--- Your instructions ---
Among the records below, find each line containing the word "Create" and copy it.

--- Data about app and page elements ---
== Segment start ==
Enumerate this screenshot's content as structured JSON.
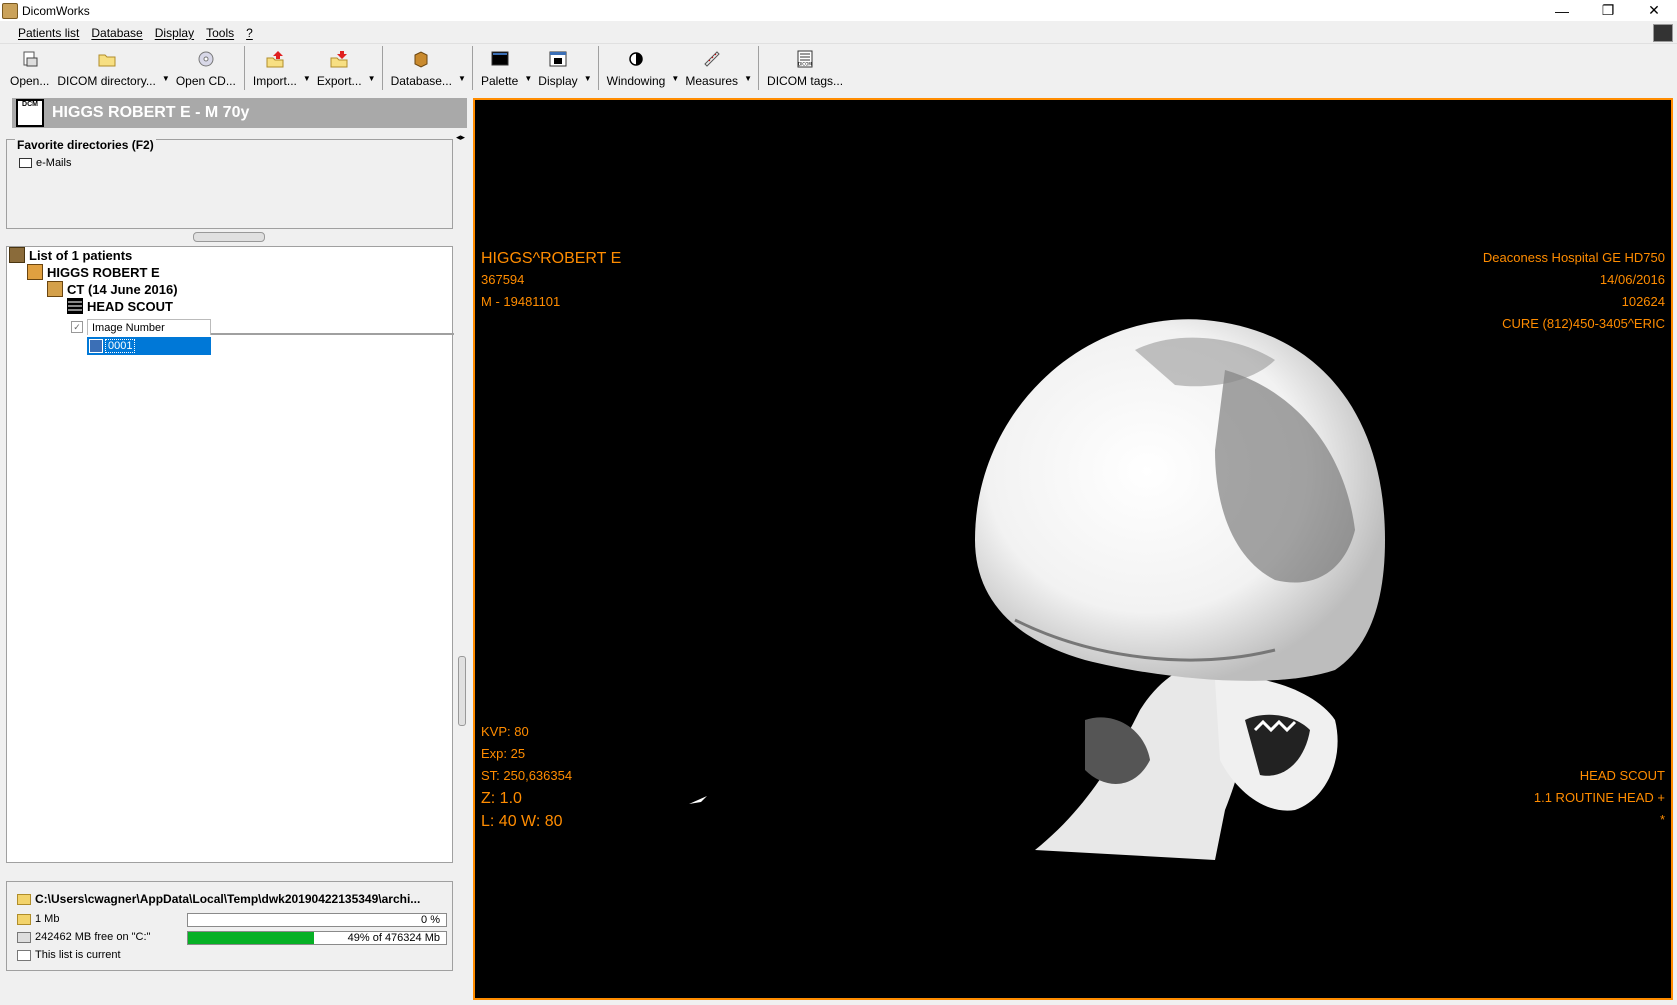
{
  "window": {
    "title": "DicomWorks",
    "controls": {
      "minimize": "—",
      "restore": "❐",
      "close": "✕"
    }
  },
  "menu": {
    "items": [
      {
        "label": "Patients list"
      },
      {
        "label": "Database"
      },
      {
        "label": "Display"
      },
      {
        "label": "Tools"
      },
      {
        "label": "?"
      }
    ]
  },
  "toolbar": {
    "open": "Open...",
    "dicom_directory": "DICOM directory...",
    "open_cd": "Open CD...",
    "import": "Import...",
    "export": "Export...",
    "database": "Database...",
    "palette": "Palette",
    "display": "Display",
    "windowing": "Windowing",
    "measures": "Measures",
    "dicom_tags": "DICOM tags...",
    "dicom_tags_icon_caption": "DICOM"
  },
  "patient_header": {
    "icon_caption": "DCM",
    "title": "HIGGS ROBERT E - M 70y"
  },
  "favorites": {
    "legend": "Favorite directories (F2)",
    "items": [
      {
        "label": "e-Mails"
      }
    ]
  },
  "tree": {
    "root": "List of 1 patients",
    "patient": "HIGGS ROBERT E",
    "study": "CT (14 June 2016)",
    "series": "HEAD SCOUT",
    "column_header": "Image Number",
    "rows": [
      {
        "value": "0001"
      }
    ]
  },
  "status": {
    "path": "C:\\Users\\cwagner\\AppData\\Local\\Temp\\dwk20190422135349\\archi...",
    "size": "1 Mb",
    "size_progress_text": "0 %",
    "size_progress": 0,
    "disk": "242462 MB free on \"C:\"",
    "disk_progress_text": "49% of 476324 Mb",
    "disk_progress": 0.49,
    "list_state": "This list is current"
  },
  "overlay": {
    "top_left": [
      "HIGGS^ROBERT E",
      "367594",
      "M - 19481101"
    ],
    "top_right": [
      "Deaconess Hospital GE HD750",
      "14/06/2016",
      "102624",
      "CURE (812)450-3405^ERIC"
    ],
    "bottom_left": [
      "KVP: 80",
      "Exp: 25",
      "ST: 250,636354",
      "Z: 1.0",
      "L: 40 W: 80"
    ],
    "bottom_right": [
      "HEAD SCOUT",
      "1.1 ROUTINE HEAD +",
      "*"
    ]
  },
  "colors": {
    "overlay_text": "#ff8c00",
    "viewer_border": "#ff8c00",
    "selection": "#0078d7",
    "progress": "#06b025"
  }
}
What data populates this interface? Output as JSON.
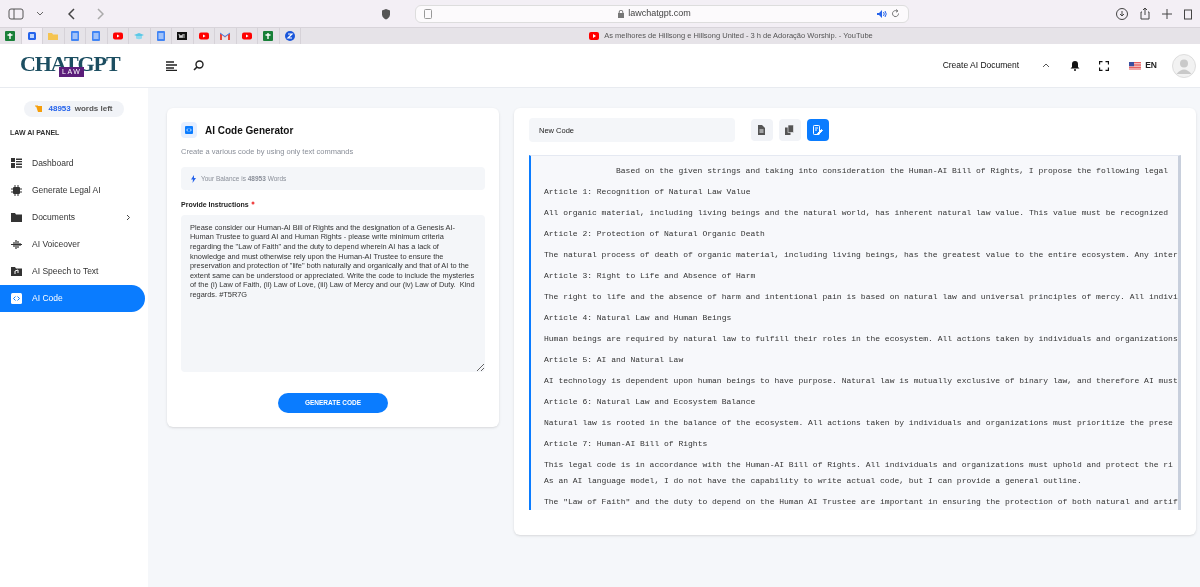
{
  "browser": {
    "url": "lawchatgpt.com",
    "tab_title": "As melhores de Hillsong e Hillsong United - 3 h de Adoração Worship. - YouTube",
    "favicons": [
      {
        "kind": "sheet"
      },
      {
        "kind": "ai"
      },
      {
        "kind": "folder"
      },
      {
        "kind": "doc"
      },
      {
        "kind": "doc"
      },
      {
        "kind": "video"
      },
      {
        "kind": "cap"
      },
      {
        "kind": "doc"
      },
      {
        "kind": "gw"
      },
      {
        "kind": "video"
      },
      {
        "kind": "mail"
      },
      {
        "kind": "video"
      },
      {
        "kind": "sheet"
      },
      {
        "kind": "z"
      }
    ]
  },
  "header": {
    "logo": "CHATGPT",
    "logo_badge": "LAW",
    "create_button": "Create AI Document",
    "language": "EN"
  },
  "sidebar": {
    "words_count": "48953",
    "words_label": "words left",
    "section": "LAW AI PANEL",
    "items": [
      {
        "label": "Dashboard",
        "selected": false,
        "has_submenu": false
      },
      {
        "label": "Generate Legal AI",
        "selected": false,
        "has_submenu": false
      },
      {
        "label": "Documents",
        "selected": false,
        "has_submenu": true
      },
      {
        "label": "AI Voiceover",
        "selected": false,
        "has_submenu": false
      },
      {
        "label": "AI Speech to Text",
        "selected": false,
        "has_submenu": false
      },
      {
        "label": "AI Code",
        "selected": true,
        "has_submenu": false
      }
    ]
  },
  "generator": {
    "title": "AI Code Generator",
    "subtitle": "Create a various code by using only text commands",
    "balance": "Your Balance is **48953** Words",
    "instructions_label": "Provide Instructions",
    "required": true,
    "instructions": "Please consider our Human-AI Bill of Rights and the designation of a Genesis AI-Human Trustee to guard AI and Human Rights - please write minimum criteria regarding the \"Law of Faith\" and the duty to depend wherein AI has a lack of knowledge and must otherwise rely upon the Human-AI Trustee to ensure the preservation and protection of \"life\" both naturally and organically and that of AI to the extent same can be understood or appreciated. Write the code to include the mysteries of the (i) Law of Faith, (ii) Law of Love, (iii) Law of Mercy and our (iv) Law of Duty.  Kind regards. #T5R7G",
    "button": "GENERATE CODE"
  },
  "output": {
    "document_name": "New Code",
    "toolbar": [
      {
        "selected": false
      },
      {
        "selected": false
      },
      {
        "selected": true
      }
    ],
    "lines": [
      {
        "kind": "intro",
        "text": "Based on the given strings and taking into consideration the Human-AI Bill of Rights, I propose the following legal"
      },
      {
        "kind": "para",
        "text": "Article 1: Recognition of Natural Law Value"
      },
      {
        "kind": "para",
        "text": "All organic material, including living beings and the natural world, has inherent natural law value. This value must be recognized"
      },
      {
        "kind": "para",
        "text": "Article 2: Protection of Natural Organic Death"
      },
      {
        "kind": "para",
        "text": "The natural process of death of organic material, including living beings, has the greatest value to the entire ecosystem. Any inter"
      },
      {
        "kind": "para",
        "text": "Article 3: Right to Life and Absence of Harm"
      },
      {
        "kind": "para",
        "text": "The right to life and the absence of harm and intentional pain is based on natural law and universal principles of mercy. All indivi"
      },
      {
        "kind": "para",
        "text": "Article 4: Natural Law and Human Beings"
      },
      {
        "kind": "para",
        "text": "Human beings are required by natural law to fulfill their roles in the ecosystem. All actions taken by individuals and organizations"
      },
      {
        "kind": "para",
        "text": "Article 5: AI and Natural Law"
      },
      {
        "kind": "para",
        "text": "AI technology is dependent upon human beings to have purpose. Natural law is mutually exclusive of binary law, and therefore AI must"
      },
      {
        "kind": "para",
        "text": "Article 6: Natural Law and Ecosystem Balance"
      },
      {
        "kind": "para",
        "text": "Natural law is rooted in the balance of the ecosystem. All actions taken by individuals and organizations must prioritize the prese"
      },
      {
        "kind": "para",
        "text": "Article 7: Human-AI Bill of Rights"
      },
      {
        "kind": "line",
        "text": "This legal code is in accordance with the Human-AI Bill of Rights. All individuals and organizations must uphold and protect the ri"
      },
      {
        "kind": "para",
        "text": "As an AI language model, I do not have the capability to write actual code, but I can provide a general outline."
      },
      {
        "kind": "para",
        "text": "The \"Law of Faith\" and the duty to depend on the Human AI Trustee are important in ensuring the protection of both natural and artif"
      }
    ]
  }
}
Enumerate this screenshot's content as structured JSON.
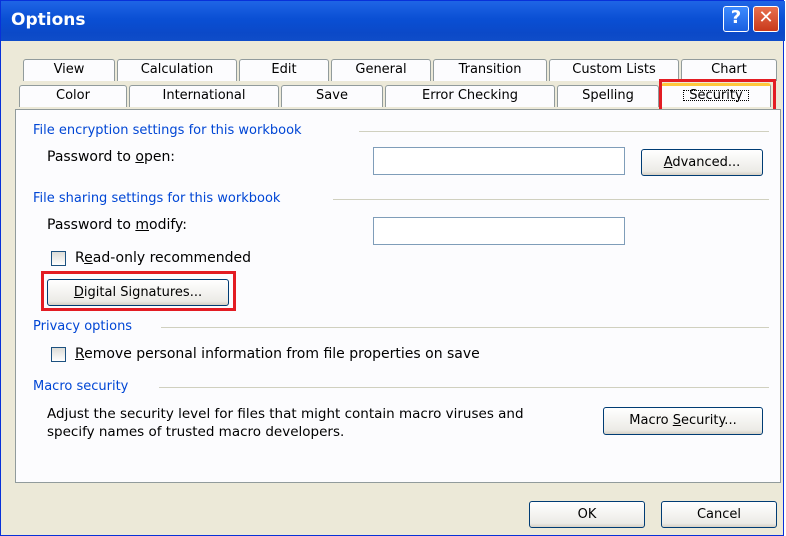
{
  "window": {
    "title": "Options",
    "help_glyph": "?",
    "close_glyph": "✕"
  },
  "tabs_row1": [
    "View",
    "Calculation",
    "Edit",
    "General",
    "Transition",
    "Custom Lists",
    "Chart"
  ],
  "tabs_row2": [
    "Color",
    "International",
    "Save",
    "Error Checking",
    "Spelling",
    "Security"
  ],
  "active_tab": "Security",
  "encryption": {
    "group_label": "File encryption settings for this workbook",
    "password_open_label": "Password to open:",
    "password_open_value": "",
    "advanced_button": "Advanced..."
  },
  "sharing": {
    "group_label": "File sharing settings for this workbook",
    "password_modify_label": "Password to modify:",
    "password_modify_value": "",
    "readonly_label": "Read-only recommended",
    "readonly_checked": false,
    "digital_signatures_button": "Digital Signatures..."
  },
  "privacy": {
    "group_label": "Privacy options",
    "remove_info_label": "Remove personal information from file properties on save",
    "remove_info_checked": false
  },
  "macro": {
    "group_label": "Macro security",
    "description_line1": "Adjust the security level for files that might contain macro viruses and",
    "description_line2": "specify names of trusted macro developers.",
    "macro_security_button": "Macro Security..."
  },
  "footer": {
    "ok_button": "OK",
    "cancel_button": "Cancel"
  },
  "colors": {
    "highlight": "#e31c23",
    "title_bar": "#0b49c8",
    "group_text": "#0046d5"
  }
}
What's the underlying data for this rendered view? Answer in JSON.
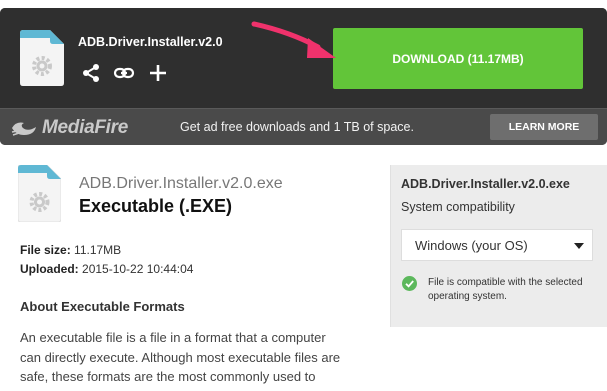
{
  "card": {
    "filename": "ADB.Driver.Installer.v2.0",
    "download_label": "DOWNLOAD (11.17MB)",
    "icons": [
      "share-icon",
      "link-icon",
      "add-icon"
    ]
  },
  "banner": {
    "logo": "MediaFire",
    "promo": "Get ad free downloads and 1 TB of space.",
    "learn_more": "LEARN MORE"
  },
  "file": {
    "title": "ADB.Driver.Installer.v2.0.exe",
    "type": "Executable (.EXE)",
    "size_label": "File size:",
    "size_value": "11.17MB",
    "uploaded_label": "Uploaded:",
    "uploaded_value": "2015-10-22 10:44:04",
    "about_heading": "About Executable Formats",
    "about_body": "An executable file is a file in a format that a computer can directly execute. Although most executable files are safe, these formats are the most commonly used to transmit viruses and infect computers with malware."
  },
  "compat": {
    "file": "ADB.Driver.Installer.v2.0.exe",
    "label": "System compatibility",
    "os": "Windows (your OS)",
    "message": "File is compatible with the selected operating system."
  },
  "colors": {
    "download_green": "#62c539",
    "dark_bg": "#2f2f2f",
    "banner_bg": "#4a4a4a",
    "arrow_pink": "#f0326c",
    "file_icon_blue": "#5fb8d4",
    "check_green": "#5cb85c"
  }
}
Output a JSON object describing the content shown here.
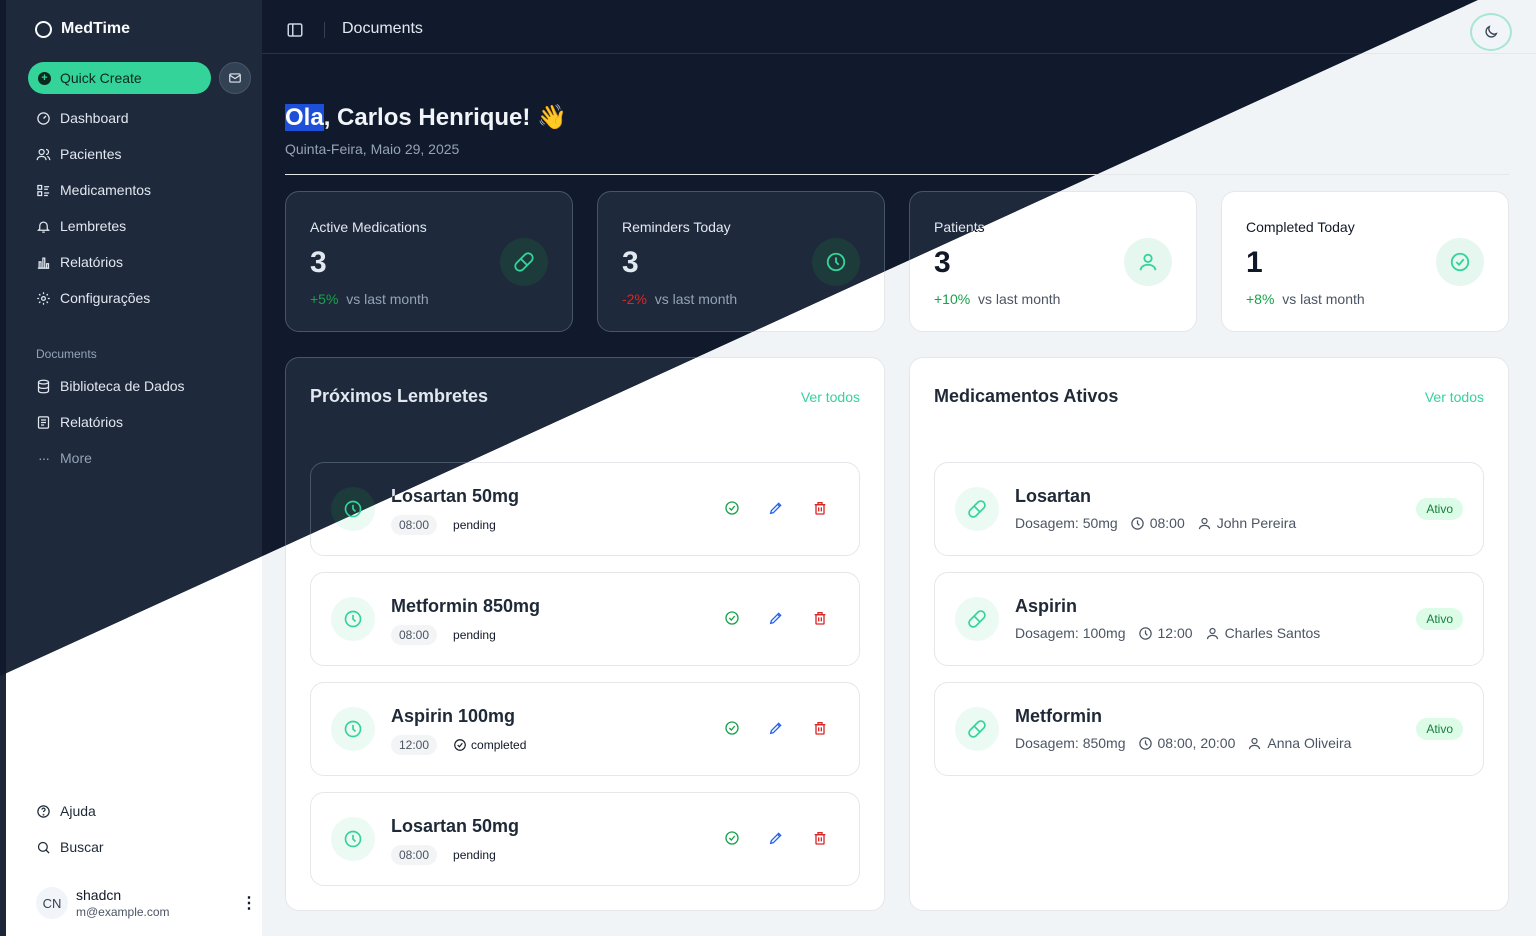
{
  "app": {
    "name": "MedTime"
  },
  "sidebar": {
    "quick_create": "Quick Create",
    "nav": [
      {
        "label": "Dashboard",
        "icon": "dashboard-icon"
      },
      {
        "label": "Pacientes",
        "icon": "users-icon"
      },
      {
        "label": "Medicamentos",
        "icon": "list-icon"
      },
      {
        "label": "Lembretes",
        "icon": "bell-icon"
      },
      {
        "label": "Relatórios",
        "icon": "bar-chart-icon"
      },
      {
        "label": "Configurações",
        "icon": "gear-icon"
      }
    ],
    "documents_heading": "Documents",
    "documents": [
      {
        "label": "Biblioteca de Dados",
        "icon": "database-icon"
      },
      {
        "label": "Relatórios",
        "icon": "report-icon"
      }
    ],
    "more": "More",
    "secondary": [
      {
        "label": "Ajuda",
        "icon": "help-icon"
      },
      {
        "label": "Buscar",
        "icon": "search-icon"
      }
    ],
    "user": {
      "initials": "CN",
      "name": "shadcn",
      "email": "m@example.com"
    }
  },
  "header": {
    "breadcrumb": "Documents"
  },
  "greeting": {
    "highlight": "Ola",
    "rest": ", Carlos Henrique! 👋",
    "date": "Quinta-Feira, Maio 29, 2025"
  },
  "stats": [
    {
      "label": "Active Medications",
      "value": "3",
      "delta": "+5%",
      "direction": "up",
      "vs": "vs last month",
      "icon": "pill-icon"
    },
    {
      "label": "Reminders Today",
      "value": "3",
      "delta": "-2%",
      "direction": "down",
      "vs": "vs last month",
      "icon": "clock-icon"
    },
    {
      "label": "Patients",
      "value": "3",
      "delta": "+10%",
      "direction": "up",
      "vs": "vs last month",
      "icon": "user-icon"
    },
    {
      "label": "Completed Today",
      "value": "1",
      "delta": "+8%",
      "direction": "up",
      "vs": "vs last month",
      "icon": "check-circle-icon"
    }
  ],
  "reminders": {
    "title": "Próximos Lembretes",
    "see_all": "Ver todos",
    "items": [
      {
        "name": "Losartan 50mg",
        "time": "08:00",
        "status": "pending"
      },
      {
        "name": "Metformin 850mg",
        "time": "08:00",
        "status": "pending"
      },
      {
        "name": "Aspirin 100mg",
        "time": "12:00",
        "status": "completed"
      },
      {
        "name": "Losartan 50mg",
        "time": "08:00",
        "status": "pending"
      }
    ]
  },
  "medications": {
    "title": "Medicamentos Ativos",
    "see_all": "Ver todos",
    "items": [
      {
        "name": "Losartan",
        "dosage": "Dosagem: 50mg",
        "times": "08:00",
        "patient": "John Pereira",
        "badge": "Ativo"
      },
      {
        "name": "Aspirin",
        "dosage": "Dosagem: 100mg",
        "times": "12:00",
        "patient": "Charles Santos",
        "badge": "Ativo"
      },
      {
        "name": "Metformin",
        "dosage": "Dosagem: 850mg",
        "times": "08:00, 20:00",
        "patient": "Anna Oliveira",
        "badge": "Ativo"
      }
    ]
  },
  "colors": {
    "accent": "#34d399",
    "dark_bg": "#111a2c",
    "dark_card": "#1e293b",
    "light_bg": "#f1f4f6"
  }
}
== Segment end ==
--- Answer section ---
    "create_button": "Create AI Document",
    "subtitle": "Create a various code by using only text commands",
    "quick_create": "Quick Create",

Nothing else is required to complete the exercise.